▶ What this task involves: Return verbatim everything in the Row film review below, from "Raindance 2025: Row" down to "Sound, The Isle)?".

▶ Document:

──────────────────────────────

Raindance 2025: Row

You never really know which way it’s going to go in a survival story based at sea. What will the main issue be? – will it be the elements (The Perfect Storm)? Will it be the failings of the vessel, or human error (Open Water; Dead Calm; Adrift)? Or will there be something potentially supernatural going on (The Block Island Sound, The Isle)?

Row (2025, or 2018?) has – no spoilers intended – a hint of all of those, with an abundant runtime of around two hours and clear ambition to make the very best out of the setting and central ideas. However, it’s a strange blend of enthusiasm and a rather diffuse style of storytelling (see: two hour runtime) which can’t quite ring true, despite some skilled shooting and visuals. It looks great; there are, however, issues with both pace and plot.

The film starts with a bloodied rowing vessel; there’s a traumatised, lone woman on board waving a knife around. This feels like a film choosing to start at around three-quarters of the way through its complete narrative, which is a popular narrative choice; our task will be to unpick what brought Megan (Bella Dayne) to this point, and see what unfolds next: chiefly, is Megan guilty of murder? Footage of the time aboard the boat is interspliced with footage of Megan recovering in what turns out to be a guesthouse on a remote Scottish island, under the auspices of an interested local policeman. First, though, we go right back to before the vessel left Newfoundland, as part of a world record attempt to cross the Atlantic to Ireland. More on this anon.

There are instant issues, issues some might say are a good reason not to do the crossing at all: firstly, Megan does not seem the sort of person who’s likely to thrive cheek by jowl with three other rowers, two of them strangers to her, for weeks at a time in dangerous conditions. She’s very closed off, even a little numb to what she’s about to undertake, mustering only an assurance to her mother that she’ll be ‘fine’. She’s accompanied by old friend Lexie (Sophie Skelton), and two blokes – Daniel (Akshay Khanna) and Mike (Nick Skaugen). The vessel launches with no fanfare, given it’s a record attempt: true enough, thanks to the audience perspective, we also already know it wasn’t exactly successful, and that during her recovery, Megan is being questioned as to the whereabouts of her crewmates (though to be fair, it’s almost bound to be ‘the sea’, isn’t it?) The flashback/flash forward device is an interesting approach; depending on your outlook, you could see it as an intriguing way of adding depth and complexity to the film, or as a means of losing its building tension, given that it jumps away from events on the voyage to the aftermath at regular intervals. Regardless of where you stand, it does at least demonstrate ambition for the framing narrative, and a way of layering different elements to build structure.

──────────────────────────────

▶ Extracted entries:
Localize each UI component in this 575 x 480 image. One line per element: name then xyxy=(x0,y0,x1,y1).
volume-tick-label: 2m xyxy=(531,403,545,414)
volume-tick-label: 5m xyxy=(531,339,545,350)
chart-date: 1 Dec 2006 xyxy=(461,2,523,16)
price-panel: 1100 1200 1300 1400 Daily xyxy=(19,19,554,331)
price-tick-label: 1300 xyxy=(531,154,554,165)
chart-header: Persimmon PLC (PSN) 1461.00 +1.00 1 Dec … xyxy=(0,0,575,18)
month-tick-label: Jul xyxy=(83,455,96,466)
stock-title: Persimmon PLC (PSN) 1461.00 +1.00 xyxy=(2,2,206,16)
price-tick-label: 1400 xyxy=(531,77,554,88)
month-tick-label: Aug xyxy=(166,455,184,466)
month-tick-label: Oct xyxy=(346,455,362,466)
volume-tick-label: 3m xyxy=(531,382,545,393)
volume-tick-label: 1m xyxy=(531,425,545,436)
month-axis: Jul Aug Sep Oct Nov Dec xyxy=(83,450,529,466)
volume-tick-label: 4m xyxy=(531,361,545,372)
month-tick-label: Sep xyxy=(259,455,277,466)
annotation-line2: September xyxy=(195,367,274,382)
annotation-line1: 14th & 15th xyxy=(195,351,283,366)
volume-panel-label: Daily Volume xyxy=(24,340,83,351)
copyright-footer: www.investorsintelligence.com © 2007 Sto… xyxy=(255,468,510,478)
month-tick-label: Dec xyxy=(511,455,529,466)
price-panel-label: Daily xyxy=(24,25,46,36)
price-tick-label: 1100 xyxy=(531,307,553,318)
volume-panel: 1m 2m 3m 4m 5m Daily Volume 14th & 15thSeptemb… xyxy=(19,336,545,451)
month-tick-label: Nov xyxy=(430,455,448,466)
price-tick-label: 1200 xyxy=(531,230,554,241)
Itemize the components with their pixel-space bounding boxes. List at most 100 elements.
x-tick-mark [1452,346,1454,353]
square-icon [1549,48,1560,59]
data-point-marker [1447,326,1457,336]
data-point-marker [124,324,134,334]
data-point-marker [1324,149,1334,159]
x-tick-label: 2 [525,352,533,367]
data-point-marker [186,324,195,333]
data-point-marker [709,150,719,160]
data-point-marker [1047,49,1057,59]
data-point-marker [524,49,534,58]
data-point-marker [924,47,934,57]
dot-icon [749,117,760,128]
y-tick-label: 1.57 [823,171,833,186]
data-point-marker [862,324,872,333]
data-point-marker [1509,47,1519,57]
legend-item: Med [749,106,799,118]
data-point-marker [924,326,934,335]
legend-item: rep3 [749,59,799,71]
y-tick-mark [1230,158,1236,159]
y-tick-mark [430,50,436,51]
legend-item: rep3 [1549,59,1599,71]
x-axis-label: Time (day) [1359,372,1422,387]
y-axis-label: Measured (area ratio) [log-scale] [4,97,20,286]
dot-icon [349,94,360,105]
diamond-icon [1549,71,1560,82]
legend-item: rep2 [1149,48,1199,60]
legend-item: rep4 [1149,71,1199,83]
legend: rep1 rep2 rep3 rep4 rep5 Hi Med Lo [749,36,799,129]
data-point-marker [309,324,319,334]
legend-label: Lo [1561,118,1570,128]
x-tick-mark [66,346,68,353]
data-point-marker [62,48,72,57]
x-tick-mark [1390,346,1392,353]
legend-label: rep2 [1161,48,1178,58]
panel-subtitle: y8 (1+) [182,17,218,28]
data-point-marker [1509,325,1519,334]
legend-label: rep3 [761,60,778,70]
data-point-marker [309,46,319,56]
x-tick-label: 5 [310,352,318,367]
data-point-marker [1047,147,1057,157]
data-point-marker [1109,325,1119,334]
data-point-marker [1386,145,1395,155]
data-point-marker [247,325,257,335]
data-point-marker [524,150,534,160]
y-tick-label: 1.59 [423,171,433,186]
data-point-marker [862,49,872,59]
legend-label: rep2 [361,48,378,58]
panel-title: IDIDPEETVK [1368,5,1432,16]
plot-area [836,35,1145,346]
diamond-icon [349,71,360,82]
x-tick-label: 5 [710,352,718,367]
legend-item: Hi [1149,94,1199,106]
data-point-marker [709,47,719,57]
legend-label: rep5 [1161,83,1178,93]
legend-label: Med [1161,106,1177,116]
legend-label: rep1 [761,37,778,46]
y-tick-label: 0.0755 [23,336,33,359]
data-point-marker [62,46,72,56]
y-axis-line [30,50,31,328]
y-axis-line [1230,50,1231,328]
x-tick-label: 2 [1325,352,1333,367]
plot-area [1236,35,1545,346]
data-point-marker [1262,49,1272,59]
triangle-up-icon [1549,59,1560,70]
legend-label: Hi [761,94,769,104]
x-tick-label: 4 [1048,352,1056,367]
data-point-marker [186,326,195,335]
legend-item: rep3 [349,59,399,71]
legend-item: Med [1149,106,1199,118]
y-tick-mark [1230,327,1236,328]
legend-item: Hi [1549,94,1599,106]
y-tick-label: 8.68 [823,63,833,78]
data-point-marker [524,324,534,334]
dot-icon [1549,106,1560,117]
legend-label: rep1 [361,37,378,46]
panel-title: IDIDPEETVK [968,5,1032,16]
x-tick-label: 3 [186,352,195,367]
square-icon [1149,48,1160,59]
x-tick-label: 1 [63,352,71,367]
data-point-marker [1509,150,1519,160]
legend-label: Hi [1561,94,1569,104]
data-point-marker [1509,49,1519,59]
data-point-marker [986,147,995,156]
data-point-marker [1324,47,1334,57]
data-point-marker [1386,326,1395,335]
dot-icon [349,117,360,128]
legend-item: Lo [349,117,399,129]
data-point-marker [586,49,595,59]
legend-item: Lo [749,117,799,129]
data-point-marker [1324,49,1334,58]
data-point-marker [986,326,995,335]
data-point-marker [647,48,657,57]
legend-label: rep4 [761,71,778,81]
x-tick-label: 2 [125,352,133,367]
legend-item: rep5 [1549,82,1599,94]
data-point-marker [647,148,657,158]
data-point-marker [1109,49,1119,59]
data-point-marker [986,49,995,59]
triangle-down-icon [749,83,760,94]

──────────────────────────────

▶ Correct response:
Raindance 2025: Row

You never really know which way it’s going to go in a survival story based at sea. What will the main issue be? – will it be the elements (The Perfect Storm)? Will it be the failings of the vessel, or human error (Open Water; Dead Calm; Adrift)? Or will there be something potentially supernatural going on (The Block Island Sound, The Isle)?